* **Excerpt to read**:
I have implemented something similar to this before (in MS Sql Server) using a self-referencing configuration table. Each entry would specify system, parent system, and setting name/value. This allows for flexibility around what settings are saved (rather than having a column for background, column for threads, etc). You can calculate the settings for a given system using a recursive CTE, as long as the number of levels doesn't exceed the maximum recursion depth. As a place to start:
CREATE TABLE Configuration (
SystemId varchar(30),
ParentSystemId varchar(30),
Name varchar(30),
Value varchar(30)
)
And to retrieve the configuration for a system:
;WITH SystemConfig (Id, ParentId, Name, Value, Rank) AS (
SELECT SystemId, ParentSystemId, Name, Value, 1
FROM Configuration C
WHERE SystemId = @SystemId
UNION ALL
SELECT D.SystemId, D.ParentSystemId, D.Name, D.Value, Rank + 1
FROM Configuration D
INNER JOIN SystemConfig S ON S.ParentId = D.SystemId
)
SELECT DISTINCT K.Name, V.Value
FROM SystemConfig K
CROSS APPLY (
SELECT TOP 1 Value
FROM SystemConfig G
WHERE K.Name = G.Name
ORDER BY Rank
) V
Demo SQL Fiddle
I can't say whether this is the most efficient way in SQL, and I've never attempted a NoSql solution, but this gets the job done and with reasonable indexing performs well.

* **Task goal**:
Write out the section of the configuration-table post starting with "SELECT DISTINCT K.Name, V.Value" and going on through "indexing performs well.", keeping every word and character as it appears.

* **Given data**:

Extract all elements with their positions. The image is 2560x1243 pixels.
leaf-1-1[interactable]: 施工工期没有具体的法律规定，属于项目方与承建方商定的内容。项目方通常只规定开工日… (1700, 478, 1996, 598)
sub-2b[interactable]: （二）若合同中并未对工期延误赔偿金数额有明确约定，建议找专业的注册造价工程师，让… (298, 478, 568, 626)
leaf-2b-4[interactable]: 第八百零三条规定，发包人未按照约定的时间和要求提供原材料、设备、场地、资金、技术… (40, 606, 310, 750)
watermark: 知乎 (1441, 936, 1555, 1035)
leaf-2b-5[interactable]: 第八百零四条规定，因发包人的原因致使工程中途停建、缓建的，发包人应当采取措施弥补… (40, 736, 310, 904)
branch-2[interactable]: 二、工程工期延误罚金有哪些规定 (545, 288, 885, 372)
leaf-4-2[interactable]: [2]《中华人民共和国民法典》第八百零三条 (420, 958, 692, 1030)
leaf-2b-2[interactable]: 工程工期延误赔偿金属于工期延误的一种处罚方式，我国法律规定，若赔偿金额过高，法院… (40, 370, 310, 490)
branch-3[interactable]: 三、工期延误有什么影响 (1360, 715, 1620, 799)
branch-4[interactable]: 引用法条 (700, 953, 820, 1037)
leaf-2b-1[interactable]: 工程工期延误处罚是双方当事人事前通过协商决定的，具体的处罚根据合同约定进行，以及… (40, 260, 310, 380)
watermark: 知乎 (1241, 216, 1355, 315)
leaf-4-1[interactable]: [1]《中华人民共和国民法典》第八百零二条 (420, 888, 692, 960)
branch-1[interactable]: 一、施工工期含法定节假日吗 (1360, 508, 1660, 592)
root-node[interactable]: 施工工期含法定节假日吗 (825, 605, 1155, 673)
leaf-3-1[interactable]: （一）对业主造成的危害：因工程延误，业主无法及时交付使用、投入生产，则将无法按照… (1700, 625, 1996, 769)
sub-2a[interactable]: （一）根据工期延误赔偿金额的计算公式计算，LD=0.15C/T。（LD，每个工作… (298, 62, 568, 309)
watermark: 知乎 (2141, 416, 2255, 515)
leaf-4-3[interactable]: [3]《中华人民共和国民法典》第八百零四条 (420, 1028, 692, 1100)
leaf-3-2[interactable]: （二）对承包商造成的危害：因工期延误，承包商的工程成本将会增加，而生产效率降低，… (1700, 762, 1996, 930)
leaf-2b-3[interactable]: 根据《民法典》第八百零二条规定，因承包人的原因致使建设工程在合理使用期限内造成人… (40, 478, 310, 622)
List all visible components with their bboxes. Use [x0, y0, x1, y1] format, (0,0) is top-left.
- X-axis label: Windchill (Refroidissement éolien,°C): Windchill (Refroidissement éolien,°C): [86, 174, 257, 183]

* **Output for this exercise**:
SELECT DISTINCT K.Name, V.Value
FROM SystemConfig K
CROSS APPLY (
SELECT TOP 1 Value
FROM SystemConfig G
WHERE K.Name = G.Name
ORDER BY Rank
) V
Demo SQL Fiddle
I can't say whether this is the most efficient way in SQL, and I've never attempted a NoSql solution, but this gets the job done and with reasonable indexing performs well.